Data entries
++++++++++++++++++++

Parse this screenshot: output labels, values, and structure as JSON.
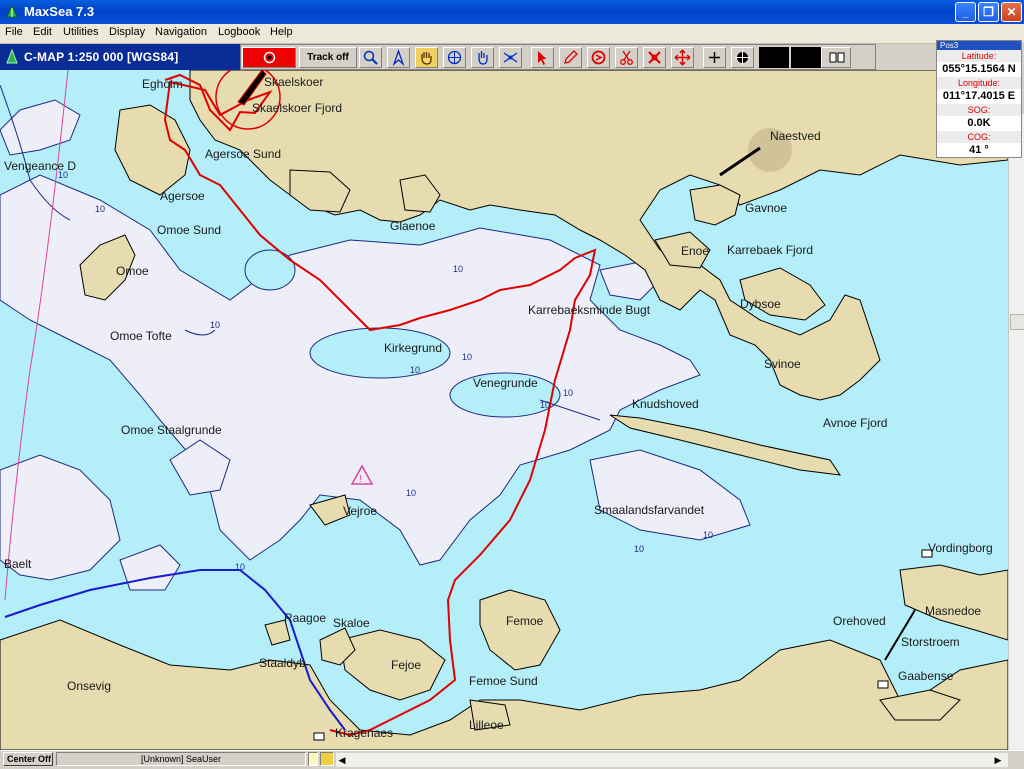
{
  "window": {
    "title": "MaxSea 7.3"
  },
  "menu": [
    "File",
    "Edit",
    "Utilities",
    "Display",
    "Navigation",
    "Logbook",
    "Help"
  ],
  "chart_header": {
    "label": "C-MAP  1:250 000 [WGS84]"
  },
  "toolbar": {
    "track_label": "Track off",
    "buttons": [
      "record-icon",
      "zoom-icon",
      "compass-icon",
      "hand-icon",
      "crosshair-icon",
      "hand-point-icon",
      "tide-icon",
      "cursor-icon",
      "pencil-icon",
      "route-icon",
      "scissors-icon",
      "erase-icon",
      "move-icon",
      "plus-icon",
      "target-icon",
      "window-icon"
    ]
  },
  "position": {
    "header": "Pos3",
    "latitude_label": "Latitude:",
    "latitude": "055°15.1564 N",
    "longitude_label": "Longitude:",
    "longitude": "011°17.4015 E",
    "sog_label": "SOG:",
    "sog": "0.0K",
    "cog_label": "COG:",
    "cog": "41 °"
  },
  "status": {
    "center_off": "Center Off",
    "user": "[Unknown] SeaUser"
  },
  "places": {
    "egholm": "Egholm",
    "skaelskoer": "Skaelskoer",
    "skaelskoer_fjord": "Skaelskoer Fjord",
    "naestved": "Naestved",
    "vengeance": "Vengeance D",
    "agersoe_sund": "Agersoe Sund",
    "agersoe": "Agersoe",
    "omoe_sund": "Omoe Sund",
    "glaenoe": "Glaenoe",
    "gavnoe": "Gavnoe",
    "enoe": "Enoe",
    "karrebaek_fjord": "Karrebaek Fjord",
    "omoe": "Omoe",
    "dybsoe": "Dybsoe",
    "karrebaeksminde_bugt": "Karrebaeksminde Bugt",
    "omoe_tofte": "Omoe Tofte",
    "kirkegrund": "Kirkegrund",
    "svinoe": "Svinoe",
    "venegrunde": "Venegrunde",
    "knudshoved": "Knudshoved",
    "avnoe_fjord": "Avnoe Fjord",
    "omoe_staalgrunde": "Omoe Staalgrunde",
    "vejroe": "Vejroe",
    "smaalandsfarvandet": "Smaalandsfarvandet",
    "vordingborg": "Vordingborg",
    "baelt": "Baelt",
    "raagoe": "Raagoe",
    "skaloe": "Skaloe",
    "femoe": "Femoe",
    "masnedoe": "Masnedoe",
    "orehoved": "Orehoved",
    "storstroem": "Storstroem",
    "staaldyb": "Staaldyb",
    "fejoe": "Fejoe",
    "gaabense": "Gaabense",
    "onsevig": "Onsevig",
    "femoe_sund": "Femoe Sund",
    "kragenaes": "Kragenaes",
    "lilleoe": "Lilleoe"
  },
  "depth_label": "10",
  "colors": {
    "land": "#e6dcb0",
    "water": "#b4eef8",
    "shallow": "#eeeef8",
    "track_red": "#e00000",
    "route_blue": "#1a1ad0",
    "chart_header": "#0a2c96"
  }
}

++++++++++++++++++++

• **What is asked**
Reproduce the entries above exactly. Do not include the images.

• **Reply to the exercise**
Parse this screenshot: output labels, values, and structure as JSON.
{
  "window": {
    "title": "MaxSea 7.3"
  },
  "menu": [
    "File",
    "Edit",
    "Utilities",
    "Display",
    "Navigation",
    "Logbook",
    "Help"
  ],
  "chart_header": {
    "label": "C-MAP  1:250 000 [WGS84]"
  },
  "toolbar": {
    "track_label": "Track off",
    "buttons": [
      "record-icon",
      "zoom-icon",
      "compass-icon",
      "hand-icon",
      "crosshair-icon",
      "hand-point-icon",
      "tide-icon",
      "cursor-icon",
      "pencil-icon",
      "route-icon",
      "scissors-icon",
      "erase-icon",
      "move-icon",
      "plus-icon",
      "target-icon",
      "window-icon"
    ]
  },
  "position": {
    "header": "Pos3",
    "latitude_label": "Latitude:",
    "latitude": "055°15.1564 N",
    "longitude_label": "Longitude:",
    "longitude": "011°17.4015 E",
    "sog_label": "SOG:",
    "sog": "0.0K",
    "cog_label": "COG:",
    "cog": "41 °"
  },
  "status": {
    "center_off": "Center Off",
    "user": "[Unknown] SeaUser"
  },
  "places": {
    "egholm": "Egholm",
    "skaelskoer": "Skaelskoer",
    "skaelskoer_fjord": "Skaelskoer Fjord",
    "naestved": "Naestved",
    "vengeance": "Vengeance D",
    "agersoe_sund": "Agersoe Sund",
    "agersoe": "Agersoe",
    "omoe_sund": "Omoe Sund",
    "glaenoe": "Glaenoe",
    "gavnoe": "Gavnoe",
    "enoe": "Enoe",
    "karrebaek_fjord": "Karrebaek Fjord",
    "omoe": "Omoe",
    "dybsoe": "Dybsoe",
    "karrebaeksminde_bugt": "Karrebaeksminde Bugt",
    "omoe_tofte": "Omoe Tofte",
    "kirkegrund": "Kirkegrund",
    "svinoe": "Svinoe",
    "venegrunde": "Venegrunde",
    "knudshoved": "Knudshoved",
    "avnoe_fjord": "Avnoe Fjord",
    "omoe_staalgrunde": "Omoe Staalgrunde",
    "vejroe": "Vejroe",
    "smaalandsfarvandet": "Smaalandsfarvandet",
    "vordingborg": "Vordingborg",
    "baelt": "Baelt",
    "raagoe": "Raagoe",
    "skaloe": "Skaloe",
    "femoe": "Femoe",
    "masnedoe": "Masnedoe",
    "orehoved": "Orehoved",
    "storstroem": "Storstroem",
    "staaldyb": "Staaldyb",
    "fejoe": "Fejoe",
    "gaabense": "Gaabense",
    "onsevig": "Onsevig",
    "femoe_sund": "Femoe Sund",
    "kragenaes": "Kragenaes",
    "lilleoe": "Lilleoe"
  },
  "depth_label": "10",
  "colors": {
    "land": "#e6dcb0",
    "water": "#b4eef8",
    "shallow": "#eeeef8",
    "track_red": "#e00000",
    "route_blue": "#1a1ad0",
    "chart_header": "#0a2c96"
  }
}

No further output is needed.